>>>>>

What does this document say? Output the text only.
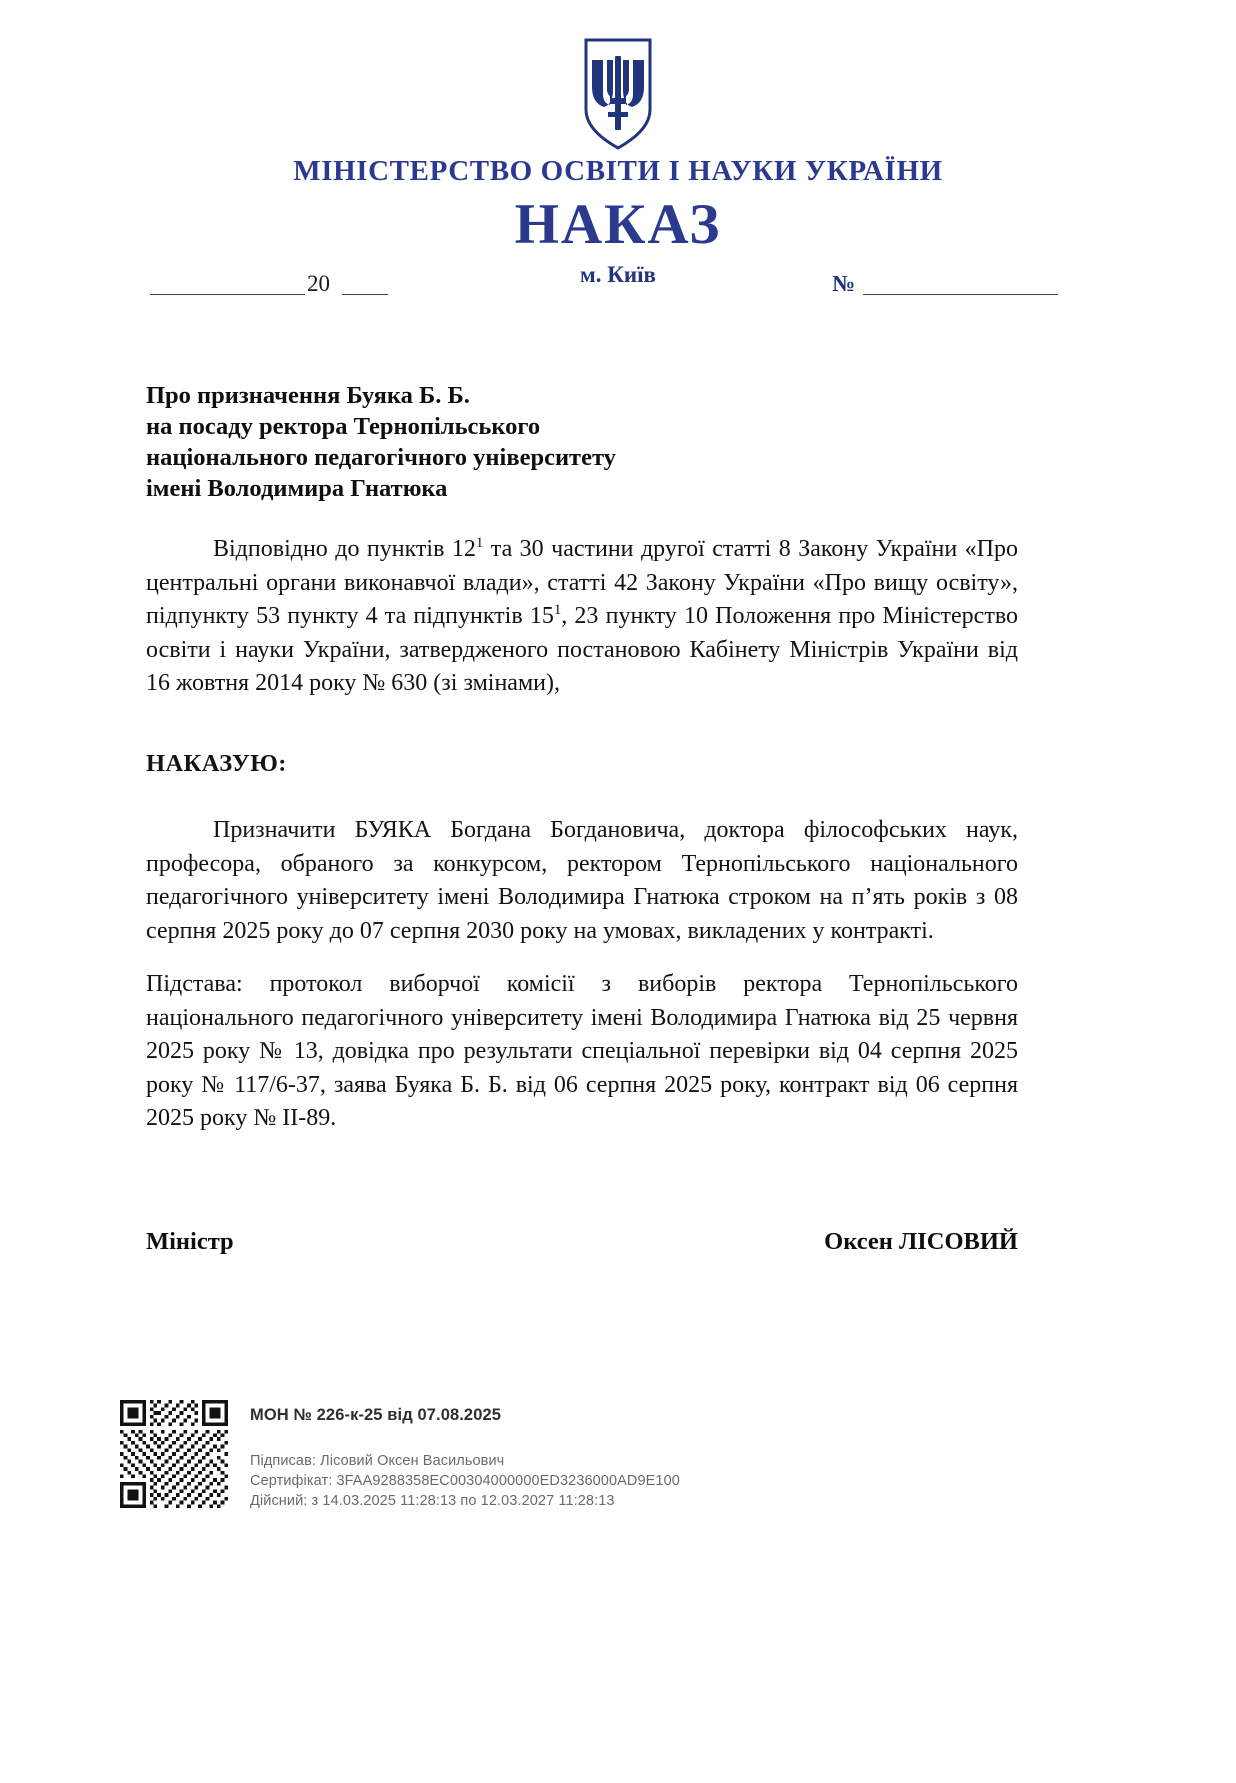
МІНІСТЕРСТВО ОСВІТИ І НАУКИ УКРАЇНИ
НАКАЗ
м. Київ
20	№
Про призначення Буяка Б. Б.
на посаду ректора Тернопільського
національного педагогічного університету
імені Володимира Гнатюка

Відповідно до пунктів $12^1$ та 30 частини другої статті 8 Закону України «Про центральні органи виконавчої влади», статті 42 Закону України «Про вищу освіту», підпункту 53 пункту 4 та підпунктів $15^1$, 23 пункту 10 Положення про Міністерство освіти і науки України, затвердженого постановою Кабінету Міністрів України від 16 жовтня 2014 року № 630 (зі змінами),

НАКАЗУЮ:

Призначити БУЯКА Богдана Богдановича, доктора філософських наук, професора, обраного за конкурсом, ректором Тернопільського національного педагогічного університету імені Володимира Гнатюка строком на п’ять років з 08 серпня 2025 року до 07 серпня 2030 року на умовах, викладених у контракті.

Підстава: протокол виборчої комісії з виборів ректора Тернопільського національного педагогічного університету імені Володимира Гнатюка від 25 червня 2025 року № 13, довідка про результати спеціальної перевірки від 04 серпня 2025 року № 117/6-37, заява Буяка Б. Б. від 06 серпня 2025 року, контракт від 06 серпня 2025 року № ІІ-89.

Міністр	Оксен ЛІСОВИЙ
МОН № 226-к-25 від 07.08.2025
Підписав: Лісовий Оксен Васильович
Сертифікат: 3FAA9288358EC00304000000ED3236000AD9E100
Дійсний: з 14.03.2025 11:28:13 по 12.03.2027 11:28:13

<<<<<

- [What is expected]
Count every line of the material above that holds the string "Оксен", then state only the total.

- [Result]
2